= EXERCISE OBJECTIVE =
Retype the listing that follows, word for word.

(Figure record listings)
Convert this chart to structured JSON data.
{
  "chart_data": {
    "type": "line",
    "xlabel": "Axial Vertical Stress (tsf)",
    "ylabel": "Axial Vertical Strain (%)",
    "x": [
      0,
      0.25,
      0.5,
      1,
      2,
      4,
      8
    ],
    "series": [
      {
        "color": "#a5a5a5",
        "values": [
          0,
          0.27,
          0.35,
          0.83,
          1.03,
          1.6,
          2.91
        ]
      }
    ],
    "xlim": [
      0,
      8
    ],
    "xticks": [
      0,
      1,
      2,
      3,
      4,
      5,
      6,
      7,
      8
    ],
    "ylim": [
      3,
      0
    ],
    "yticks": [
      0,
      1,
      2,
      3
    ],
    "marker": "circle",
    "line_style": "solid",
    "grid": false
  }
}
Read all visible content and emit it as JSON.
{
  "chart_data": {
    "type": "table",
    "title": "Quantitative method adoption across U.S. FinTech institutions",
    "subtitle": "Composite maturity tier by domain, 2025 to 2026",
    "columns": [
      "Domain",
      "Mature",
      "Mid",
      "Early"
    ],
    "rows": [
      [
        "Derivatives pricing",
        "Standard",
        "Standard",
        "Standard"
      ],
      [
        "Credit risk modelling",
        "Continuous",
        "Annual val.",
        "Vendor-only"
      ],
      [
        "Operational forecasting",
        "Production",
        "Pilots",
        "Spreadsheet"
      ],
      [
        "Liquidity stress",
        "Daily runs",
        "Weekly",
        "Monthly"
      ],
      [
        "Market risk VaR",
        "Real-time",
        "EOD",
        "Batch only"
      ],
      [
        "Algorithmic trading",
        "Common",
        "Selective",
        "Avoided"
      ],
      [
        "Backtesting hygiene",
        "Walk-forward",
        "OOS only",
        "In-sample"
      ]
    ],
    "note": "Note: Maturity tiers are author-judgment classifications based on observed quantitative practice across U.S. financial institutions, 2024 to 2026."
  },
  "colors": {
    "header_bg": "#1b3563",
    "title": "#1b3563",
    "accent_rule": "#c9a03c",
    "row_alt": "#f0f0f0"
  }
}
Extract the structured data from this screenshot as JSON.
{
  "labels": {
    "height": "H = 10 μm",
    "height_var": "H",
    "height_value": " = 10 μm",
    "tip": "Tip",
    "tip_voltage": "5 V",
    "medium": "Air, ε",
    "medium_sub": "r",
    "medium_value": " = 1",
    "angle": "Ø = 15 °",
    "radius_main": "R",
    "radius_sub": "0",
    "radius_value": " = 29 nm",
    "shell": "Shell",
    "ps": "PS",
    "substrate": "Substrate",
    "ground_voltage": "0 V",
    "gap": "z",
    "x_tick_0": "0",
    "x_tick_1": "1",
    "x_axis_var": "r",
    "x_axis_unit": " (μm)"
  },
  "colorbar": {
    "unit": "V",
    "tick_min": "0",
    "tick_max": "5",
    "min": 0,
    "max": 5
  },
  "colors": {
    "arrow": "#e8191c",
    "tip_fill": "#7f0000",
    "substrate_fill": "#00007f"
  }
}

= TASK RESPONSE =
Convert this chart to structured JSON data.
{
  "chart_data": {
    "type": "line",
    "xlabel": "Axial Vertical Stress (tsf)",
    "ylabel": "Axial Vertical Strain (%)",
    "x": [
      0,
      0.25,
      0.5,
      1,
      2,
      4,
      8
    ],
    "series": [
      {
        "color": "#a5a5a5",
        "values": [
          0,
          0.27,
          0.35,
          0.83,
          1.03,
          1.6,
          2.91
        ]
      }
    ],
    "xlim": [
      0,
      8
    ],
    "xticks": [
      0,
      1,
      2,
      3,
      4,
      5,
      6,
      7,
      8
    ],
    "ylim": [
      3,
      0
    ],
    "yticks": [
      0,
      1,
      2,
      3
    ],
    "marker": "circle",
    "line_style": "solid",
    "grid": false
  }
}
Read all visible content and emit it as JSON.
{
  "chart_data": {
    "type": "table",
    "title": "Quantitative method adoption across U.S. FinTech institutions",
    "subtitle": "Composite maturity tier by domain, 2025 to 2026",
    "columns": [
      "Domain",
      "Mature",
      "Mid",
      "Early"
    ],
    "rows": [
      [
        "Derivatives pricing",
        "Standard",
        "Standard",
        "Standard"
      ],
      [
        "Credit risk modelling",
        "Continuous",
        "Annual val.",
        "Vendor-only"
      ],
      [
        "Operational forecasting",
        "Production",
        "Pilots",
        "Spreadsheet"
      ],
      [
        "Liquidity stress",
        "Daily runs",
        "Weekly",
        "Monthly"
      ],
      [
        "Market risk VaR",
        "Real-time",
        "EOD",
        "Batch only"
      ],
      [
        "Algorithmic trading",
        "Common",
        "Selective",
        "Avoided"
      ],
      [
        "Backtesting hygiene",
        "Walk-forward",
        "OOS only",
        "In-sample"
      ]
    ],
    "note": "Note: Maturity tiers are author-judgment classifications based on observed quantitative practice across U.S. financial institutions, 2024 to 2026."
  },
  "colors": {
    "header_bg": "#1b3563",
    "title": "#1b3563",
    "accent_rule": "#c9a03c",
    "row_alt": "#f0f0f0"
  }
}
Extract the structured data from this screenshot as JSON.
{
  "labels": {
    "height": "H = 10 μm",
    "height_var": "H",
    "height_value": " = 10 μm",
    "tip": "Tip",
    "tip_voltage": "5 V",
    "medium": "Air, ε",
    "medium_sub": "r",
    "medium_value": " = 1",
    "angle": "Ø = 15 °",
    "radius_main": "R",
    "radius_sub": "0",
    "radius_value": " = 29 nm",
    "shell": "Shell",
    "ps": "PS",
    "substrate": "Substrate",
    "ground_voltage": "0 V",
    "gap": "z",
    "x_tick_0": "0",
    "x_tick_1": "1",
    "x_axis_var": "r",
    "x_axis_unit": " (μm)"
  },
  "colorbar": {
    "unit": "V",
    "tick_min": "0",
    "tick_max": "5",
    "min": 0,
    "max": 5
  },
  "colors": {
    "arrow": "#e8191c",
    "tip_fill": "#7f0000",
    "substrate_fill": "#00007f"
  }
}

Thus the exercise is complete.